+++ Records for the task

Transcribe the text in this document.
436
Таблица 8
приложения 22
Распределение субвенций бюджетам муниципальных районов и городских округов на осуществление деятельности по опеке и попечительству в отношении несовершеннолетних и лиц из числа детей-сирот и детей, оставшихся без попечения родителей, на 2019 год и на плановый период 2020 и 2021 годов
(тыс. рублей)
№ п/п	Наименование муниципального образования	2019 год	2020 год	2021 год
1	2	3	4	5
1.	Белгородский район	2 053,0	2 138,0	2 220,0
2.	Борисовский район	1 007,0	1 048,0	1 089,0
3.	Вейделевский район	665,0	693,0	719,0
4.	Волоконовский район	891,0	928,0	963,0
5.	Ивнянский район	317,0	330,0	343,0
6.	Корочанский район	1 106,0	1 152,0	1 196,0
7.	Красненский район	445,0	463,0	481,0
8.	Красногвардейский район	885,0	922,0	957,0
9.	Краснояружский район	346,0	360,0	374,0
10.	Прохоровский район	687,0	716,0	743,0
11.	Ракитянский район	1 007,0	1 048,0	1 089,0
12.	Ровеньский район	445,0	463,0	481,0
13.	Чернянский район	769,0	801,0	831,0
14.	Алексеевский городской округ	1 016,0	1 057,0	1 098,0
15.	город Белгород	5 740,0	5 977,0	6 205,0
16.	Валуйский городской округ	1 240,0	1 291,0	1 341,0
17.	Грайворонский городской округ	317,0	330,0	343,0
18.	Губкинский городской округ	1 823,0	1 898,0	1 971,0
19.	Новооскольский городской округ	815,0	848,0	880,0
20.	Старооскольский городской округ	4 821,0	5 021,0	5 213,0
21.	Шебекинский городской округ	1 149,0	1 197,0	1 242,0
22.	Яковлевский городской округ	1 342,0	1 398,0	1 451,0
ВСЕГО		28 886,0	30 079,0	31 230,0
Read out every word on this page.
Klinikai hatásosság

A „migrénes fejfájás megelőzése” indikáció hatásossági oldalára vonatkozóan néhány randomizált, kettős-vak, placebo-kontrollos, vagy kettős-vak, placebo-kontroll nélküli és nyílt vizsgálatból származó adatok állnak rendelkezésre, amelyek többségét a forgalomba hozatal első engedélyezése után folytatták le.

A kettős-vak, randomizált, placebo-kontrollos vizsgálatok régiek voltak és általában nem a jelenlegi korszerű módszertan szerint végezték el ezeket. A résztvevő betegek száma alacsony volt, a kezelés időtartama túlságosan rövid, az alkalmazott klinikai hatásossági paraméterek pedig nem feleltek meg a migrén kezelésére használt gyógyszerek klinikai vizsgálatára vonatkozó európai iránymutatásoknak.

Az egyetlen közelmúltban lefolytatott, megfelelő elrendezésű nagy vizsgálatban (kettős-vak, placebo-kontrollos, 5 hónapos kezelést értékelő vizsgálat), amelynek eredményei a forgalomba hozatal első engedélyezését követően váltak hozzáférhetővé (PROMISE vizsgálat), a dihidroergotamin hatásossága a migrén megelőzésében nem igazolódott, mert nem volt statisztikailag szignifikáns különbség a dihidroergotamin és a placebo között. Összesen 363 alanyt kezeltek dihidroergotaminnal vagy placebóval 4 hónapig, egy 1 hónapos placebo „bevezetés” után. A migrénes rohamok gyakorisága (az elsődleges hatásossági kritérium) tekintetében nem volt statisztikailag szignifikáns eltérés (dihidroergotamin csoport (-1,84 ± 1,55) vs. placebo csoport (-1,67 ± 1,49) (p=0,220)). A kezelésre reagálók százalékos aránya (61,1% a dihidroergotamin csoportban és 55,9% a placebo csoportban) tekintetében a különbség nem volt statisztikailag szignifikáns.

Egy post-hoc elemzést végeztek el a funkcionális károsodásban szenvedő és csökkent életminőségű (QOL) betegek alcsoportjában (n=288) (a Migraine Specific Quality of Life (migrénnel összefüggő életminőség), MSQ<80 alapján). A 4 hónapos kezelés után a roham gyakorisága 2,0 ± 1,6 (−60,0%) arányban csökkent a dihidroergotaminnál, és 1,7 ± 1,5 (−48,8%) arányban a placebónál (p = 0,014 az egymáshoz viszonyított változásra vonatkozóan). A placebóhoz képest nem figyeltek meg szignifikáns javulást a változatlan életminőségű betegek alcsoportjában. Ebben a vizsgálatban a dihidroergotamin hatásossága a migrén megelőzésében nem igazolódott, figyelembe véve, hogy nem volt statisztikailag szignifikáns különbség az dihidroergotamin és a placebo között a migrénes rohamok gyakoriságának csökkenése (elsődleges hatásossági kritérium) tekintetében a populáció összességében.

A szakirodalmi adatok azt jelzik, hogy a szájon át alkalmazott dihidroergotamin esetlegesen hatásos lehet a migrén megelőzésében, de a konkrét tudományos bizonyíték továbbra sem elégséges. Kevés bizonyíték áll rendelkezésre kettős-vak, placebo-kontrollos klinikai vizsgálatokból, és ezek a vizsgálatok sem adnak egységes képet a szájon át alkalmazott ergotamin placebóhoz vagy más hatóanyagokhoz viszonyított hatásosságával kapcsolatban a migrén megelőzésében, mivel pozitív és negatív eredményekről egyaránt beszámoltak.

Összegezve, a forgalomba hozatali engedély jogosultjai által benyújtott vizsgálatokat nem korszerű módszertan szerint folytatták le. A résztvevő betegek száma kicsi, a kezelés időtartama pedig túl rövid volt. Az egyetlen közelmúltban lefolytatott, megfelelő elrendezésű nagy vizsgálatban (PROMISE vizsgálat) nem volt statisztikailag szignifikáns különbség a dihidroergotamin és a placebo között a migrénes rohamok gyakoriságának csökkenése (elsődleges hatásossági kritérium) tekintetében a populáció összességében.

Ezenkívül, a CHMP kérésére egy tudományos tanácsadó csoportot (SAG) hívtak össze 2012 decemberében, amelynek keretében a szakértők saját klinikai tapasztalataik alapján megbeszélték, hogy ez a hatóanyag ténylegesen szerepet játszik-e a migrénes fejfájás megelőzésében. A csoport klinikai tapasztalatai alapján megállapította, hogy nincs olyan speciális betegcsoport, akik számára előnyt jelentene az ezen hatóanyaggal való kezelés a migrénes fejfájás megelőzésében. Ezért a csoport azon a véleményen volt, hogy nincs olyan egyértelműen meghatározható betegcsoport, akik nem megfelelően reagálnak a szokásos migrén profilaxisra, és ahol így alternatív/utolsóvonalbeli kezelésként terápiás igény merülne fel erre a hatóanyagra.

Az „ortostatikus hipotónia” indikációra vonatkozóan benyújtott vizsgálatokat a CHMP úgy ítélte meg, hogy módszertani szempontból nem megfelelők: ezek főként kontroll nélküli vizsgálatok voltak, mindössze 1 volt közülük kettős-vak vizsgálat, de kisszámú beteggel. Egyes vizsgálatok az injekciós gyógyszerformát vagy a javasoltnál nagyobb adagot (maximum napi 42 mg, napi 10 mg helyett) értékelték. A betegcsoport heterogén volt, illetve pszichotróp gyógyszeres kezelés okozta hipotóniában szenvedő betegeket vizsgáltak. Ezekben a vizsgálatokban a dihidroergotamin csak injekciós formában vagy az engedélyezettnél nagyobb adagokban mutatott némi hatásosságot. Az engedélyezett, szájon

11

++++++

# Set exercise
Transcribe the data. Leave every line exactly as it is.

# Response
Transcribe the text in this document.
436
Таблица 8
приложения 22
Распределение субвенций бюджетам муниципальных районов и городских округов на осуществление деятельности по опеке и попечительству в отношении несовершеннолетних и лиц из числа детей-сирот и детей, оставшихся без попечения родителей, на 2019 год и на плановый период 2020 и 2021 годов
(тыс. рублей)
№ п/п	Наименование муниципального образования	2019 год	2020 год	2021 год
1	2	3	4	5
1.	Белгородский район	2 053,0	2 138,0	2 220,0
2.	Борисовский район	1 007,0	1 048,0	1 089,0
3.	Вейделевский район	665,0	693,0	719,0
4.	Волоконовский район	891,0	928,0	963,0
5.	Ивнянский район	317,0	330,0	343,0
6.	Корочанский район	1 106,0	1 152,0	1 196,0
7.	Красненский район	445,0	463,0	481,0
8.	Красногвардейский район	885,0	922,0	957,0
9.	Краснояружский район	346,0	360,0	374,0
10.	Прохоровский район	687,0	716,0	743,0
11.	Ракитянский район	1 007,0	1 048,0	1 089,0
12.	Ровеньский район	445,0	463,0	481,0
13.	Чернянский район	769,0	801,0	831,0
14.	Алексеевский городской округ	1 016,0	1 057,0	1 098,0
15.	город Белгород	5 740,0	5 977,0	6 205,0
16.	Валуйский городской округ	1 240,0	1 291,0	1 341,0
17.	Грайворонский городской округ	317,0	330,0	343,0
18.	Губкинский городской округ	1 823,0	1 898,0	1 971,0
19.	Новооскольский городской округ	815,0	848,0	880,0
20.	Старооскольский городской округ	4 821,0	5 021,0	5 213,0
21.	Шебекинский городской округ	1 149,0	1 197,0	1 242,0
22.	Яковлевский городской округ	1 342,0	1 398,0	1 451,0
ВСЕГО		28 886,0	30 079,0	31 230,0
Read out every word on this page.
Klinikai hatásosság

A „migrénes fejfájás megelőzése” indikáció hatásossági oldalára vonatkozóan néhány randomizált, kettős-vak, placebo-kontrollos, vagy kettős-vak, placebo-kontroll nélküli és nyílt vizsgálatból származó adatok állnak rendelkezésre, amelyek többségét a forgalomba hozatal első engedélyezése után folytatták le.

A kettős-vak, randomizált, placebo-kontrollos vizsgálatok régiek voltak és általában nem a jelenlegi korszerű módszertan szerint végezték el ezeket. A résztvevő betegek száma alacsony volt, a kezelés időtartama túlságosan rövid, az alkalmazott klinikai hatásossági paraméterek pedig nem feleltek meg a migrén kezelésére használt gyógyszerek klinikai vizsgálatára vonatkozó európai iránymutatásoknak.

Az egyetlen közelmúltban lefolytatott, megfelelő elrendezésű nagy vizsgálatban (kettős-vak, placebo-kontrollos, 5 hónapos kezelést értékelő vizsgálat), amelynek eredményei a forgalomba hozatal első engedélyezését követően váltak hozzáférhetővé (PROMISE vizsgálat), a dihidroergotamin hatásossága a migrén megelőzésében nem igazolódott, mert nem volt statisztikailag szignifikáns különbség a dihidroergotamin és a placebo között. Összesen 363 alanyt kezeltek dihidroergotaminnal vagy placebóval 4 hónapig, egy 1 hónapos placebo „bevezetés” után. A migrénes rohamok gyakorisága (az elsődleges hatásossági kritérium) tekintetében nem volt statisztikailag szignifikáns eltérés (dihidroergotamin csoport (-1,84 ± 1,55) vs. placebo csoport (-1,67 ± 1,49) (p=0,220)). A kezelésre reagálók százalékos aránya (61,1% a dihidroergotamin csoportban és 55,9% a placebo csoportban) tekintetében a különbség nem volt statisztikailag szignifikáns.

Egy post-hoc elemzést végeztek el a funkcionális károsodásban szenvedő és csökkent életminőségű (QOL) betegek alcsoportjában (n=288) (a Migraine Specific Quality of Life (migrénnel összefüggő életminőség), MSQ<80 alapján). A 4 hónapos kezelés után a roham gyakorisága 2,0 ± 1,6 (−60,0%) arányban csökkent a dihidroergotaminnál, és 1,7 ± 1,5 (−48,8%) arányban a placebónál (p = 0,014 az egymáshoz viszonyított változásra vonatkozóan). A placebóhoz képest nem figyeltek meg szignifikáns javulást a változatlan életminőségű betegek alcsoportjában. Ebben a vizsgálatban a dihidroergotamin hatásossága a migrén megelőzésében nem igazolódott, figyelembe véve, hogy nem volt statisztikailag szignifikáns különbség az dihidroergotamin és a placebo között a migrénes rohamok gyakoriságának csökkenése (elsődleges hatásossági kritérium) tekintetében a populáció összességében.

A szakirodalmi adatok azt jelzik, hogy a szájon át alkalmazott dihidroergotamin esetlegesen hatásos lehet a migrén megelőzésében, de a konkrét tudományos bizonyíték továbbra sem elégséges. Kevés bizonyíték áll rendelkezésre kettős-vak, placebo-kontrollos klinikai vizsgálatokból, és ezek a vizsgálatok sem adnak egységes képet a szájon át alkalmazott ergotamin placebóhoz vagy más hatóanyagokhoz viszonyított hatásosságával kapcsolatban a migrén megelőzésében, mivel pozitív és negatív eredményekről egyaránt beszámoltak.

Összegezve, a forgalomba hozatali engedély jogosultjai által benyújtott vizsgálatokat nem korszerű módszertan szerint folytatták le. A résztvevő betegek száma kicsi, a kezelés időtartama pedig túl rövid volt. Az egyetlen közelmúltban lefolytatott, megfelelő elrendezésű nagy vizsgálatban (PROMISE vizsgálat) nem volt statisztikailag szignifikáns különbség a dihidroergotamin és a placebo között a migrénes rohamok gyakoriságának csökkenése (elsődleges hatásossági kritérium) tekintetében a populáció összességében.

Ezenkívül, a CHMP kérésére egy tudományos tanácsadó csoportot (SAG) hívtak össze 2012 decemberében, amelynek keretében a szakértők saját klinikai tapasztalataik alapján megbeszélték, hogy ez a hatóanyag ténylegesen szerepet játszik-e a migrénes fejfájás megelőzésében. A csoport klinikai tapasztalatai alapján megállapította, hogy nincs olyan speciális betegcsoport, akik számára előnyt jelentene az ezen hatóanyaggal való kezelés a migrénes fejfájás megelőzésében. Ezért a csoport azon a véleményen volt, hogy nincs olyan egyértelműen meghatározható betegcsoport, akik nem megfelelően reagálnak a szokásos migrén profilaxisra, és ahol így alternatív/utolsóvonalbeli kezelésként terápiás igény merülne fel erre a hatóanyagra.

Az „ortostatikus hipotónia” indikációra vonatkozóan benyújtott vizsgálatokat a CHMP úgy ítélte meg, hogy módszertani szempontból nem megfelelők: ezek főként kontroll nélküli vizsgálatok voltak, mindössze 1 volt közülük kettős-vak vizsgálat, de kisszámú beteggel. Egyes vizsgálatok az injekciós gyógyszerformát vagy a javasoltnál nagyobb adagot (maximum napi 42 mg, napi 10 mg helyett) értékelték. A betegcsoport heterogén volt, illetve pszichotróp gyógyszeres kezelés okozta hipotóniában szenvedő betegeket vizsgáltak. Ezekben a vizsgálatokban a dihidroergotamin csak injekciós formában vagy az engedélyezettnél nagyobb adagokban mutatott némi hatásosságot. Az engedélyezett, szájon

11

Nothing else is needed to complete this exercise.